Problem to work on: From the listing below, extract each line containing the string "внедрения".

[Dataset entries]
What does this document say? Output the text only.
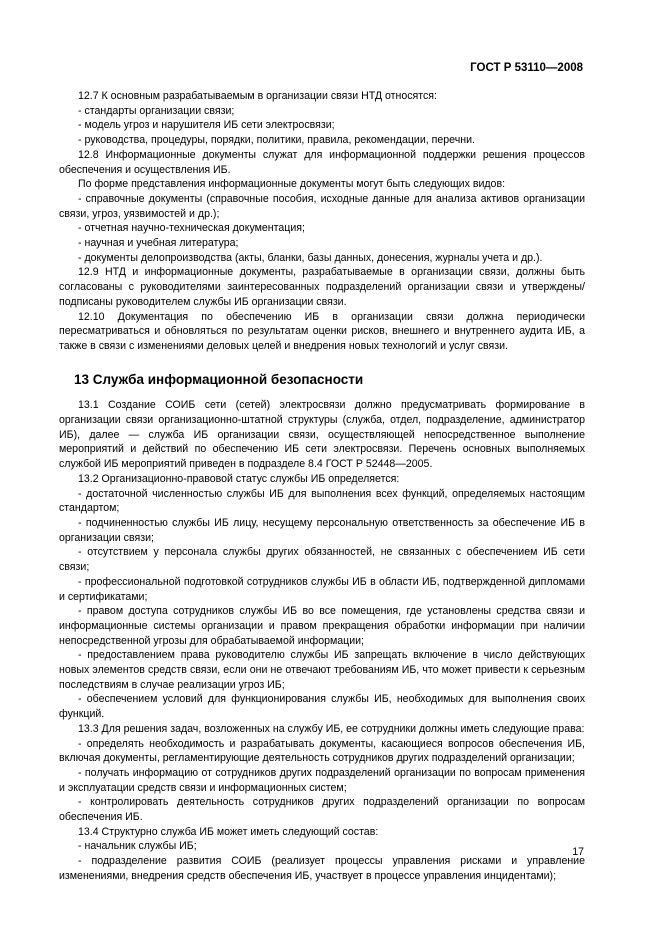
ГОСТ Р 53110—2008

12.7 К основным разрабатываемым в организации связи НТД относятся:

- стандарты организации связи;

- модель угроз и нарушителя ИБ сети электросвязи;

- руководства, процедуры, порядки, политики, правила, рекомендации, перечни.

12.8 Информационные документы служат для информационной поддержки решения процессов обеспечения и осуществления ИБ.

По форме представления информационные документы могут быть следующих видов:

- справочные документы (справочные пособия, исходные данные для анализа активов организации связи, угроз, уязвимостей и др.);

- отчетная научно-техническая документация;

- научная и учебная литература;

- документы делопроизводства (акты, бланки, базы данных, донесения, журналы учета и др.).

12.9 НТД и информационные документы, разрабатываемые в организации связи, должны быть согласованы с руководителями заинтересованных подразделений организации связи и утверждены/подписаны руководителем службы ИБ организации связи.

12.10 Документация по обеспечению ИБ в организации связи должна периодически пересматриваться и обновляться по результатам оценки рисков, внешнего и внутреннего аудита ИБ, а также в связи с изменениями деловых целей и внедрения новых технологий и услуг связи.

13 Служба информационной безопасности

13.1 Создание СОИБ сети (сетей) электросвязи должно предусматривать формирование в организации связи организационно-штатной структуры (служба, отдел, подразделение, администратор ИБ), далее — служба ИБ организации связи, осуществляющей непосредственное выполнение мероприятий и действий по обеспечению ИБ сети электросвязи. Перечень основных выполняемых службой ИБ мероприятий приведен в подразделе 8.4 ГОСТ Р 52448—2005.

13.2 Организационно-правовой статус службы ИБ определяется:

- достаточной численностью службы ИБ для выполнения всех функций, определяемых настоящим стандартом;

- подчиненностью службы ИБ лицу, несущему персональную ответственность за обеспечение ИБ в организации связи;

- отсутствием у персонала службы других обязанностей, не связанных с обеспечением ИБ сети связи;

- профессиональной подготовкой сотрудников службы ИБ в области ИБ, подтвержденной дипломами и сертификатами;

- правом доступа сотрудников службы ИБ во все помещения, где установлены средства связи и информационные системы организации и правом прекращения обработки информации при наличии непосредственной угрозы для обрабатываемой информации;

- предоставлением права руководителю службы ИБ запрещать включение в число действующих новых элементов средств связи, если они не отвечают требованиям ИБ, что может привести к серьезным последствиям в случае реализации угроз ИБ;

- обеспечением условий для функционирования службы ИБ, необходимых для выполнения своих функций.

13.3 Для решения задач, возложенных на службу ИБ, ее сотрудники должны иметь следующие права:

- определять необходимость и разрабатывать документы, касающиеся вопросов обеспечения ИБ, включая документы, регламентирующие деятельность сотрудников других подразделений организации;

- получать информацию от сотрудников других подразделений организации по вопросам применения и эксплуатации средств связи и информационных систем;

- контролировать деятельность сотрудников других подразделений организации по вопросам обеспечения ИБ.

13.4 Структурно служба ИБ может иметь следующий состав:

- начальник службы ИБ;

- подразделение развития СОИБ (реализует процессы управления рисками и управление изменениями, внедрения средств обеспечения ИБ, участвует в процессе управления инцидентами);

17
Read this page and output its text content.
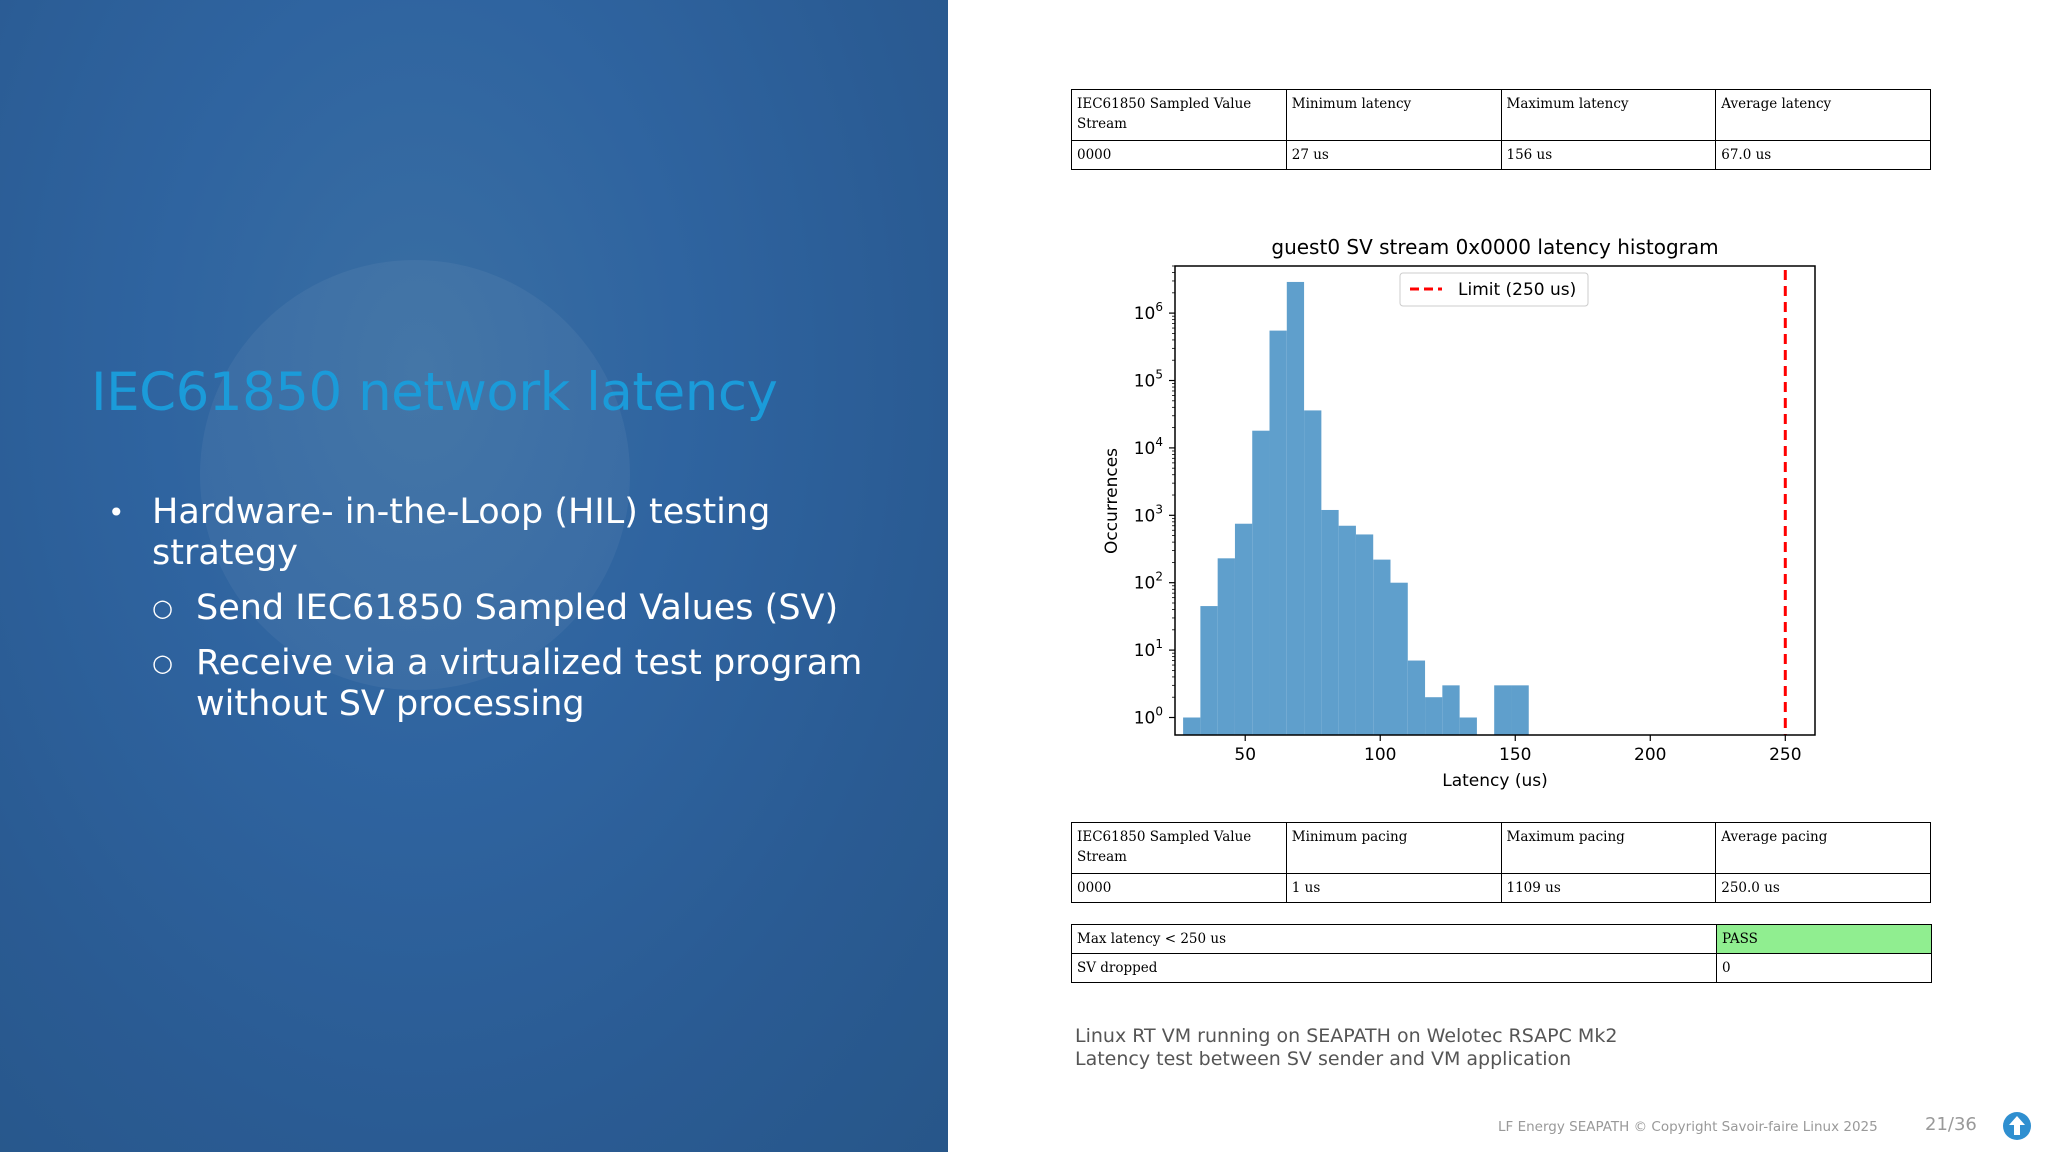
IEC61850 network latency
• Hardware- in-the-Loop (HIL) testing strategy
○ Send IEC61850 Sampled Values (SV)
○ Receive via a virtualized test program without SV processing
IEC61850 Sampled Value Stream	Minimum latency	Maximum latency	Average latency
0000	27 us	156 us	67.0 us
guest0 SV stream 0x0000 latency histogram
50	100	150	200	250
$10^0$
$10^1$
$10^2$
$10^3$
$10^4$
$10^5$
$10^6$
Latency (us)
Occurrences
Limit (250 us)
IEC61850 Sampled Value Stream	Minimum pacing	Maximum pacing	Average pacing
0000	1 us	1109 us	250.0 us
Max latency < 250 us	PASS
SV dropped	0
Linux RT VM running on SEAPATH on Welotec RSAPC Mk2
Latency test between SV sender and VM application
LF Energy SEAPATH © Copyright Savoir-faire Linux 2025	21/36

Written answer:
12.10 Документация по обеспечению ИБ в организации связи должна периодически пересматриваться и обновляться по результатам оценки рисков, внешнего и внутреннего аудита ИБ, а также в связи с изменениями деловых целей и внедрения новых технологий и услуг связи.
- подразделение развития СОИБ (реализует процессы управления рисками и управление изменениями, внедрения средств обеспечения ИБ, участвует в процессе управления инцидентами);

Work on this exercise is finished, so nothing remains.